* _Source records_
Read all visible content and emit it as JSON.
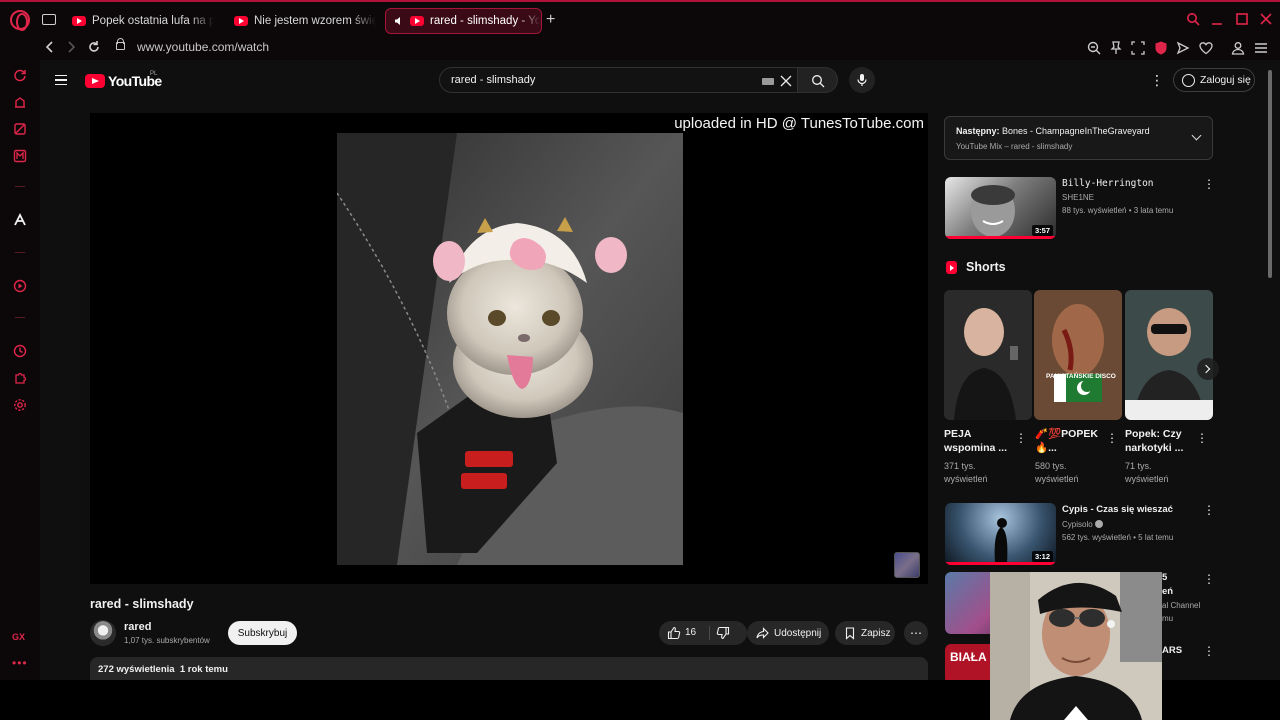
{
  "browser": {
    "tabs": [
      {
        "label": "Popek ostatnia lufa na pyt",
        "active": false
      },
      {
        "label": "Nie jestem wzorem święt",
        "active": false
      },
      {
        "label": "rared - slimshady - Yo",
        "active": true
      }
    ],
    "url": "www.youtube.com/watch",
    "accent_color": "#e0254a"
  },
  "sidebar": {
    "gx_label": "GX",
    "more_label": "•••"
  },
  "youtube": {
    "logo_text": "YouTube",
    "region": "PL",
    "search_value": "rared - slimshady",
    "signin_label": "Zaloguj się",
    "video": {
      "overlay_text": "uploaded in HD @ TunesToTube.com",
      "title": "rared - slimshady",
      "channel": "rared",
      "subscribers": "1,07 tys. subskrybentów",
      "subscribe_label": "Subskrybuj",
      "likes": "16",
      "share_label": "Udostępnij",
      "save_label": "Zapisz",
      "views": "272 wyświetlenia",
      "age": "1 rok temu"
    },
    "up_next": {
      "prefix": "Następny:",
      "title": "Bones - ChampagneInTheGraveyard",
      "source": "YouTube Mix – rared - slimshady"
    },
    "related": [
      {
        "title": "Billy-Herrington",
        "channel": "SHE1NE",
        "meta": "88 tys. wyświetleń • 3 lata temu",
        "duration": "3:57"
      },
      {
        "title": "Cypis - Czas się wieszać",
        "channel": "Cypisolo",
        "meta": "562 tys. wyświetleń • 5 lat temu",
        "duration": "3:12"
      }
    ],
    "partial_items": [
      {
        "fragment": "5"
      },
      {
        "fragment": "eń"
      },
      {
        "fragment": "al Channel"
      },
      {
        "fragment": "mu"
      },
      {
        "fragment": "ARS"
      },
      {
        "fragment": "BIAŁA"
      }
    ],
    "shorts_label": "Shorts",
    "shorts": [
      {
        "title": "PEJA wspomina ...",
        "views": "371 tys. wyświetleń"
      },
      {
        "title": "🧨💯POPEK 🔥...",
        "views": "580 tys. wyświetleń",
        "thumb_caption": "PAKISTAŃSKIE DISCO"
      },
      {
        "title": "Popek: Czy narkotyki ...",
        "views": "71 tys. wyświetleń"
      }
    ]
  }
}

* _Required work_
Report the number of lines in the listing above that include the word "wyświetleń", and nothing else.

* _Expected answer_
5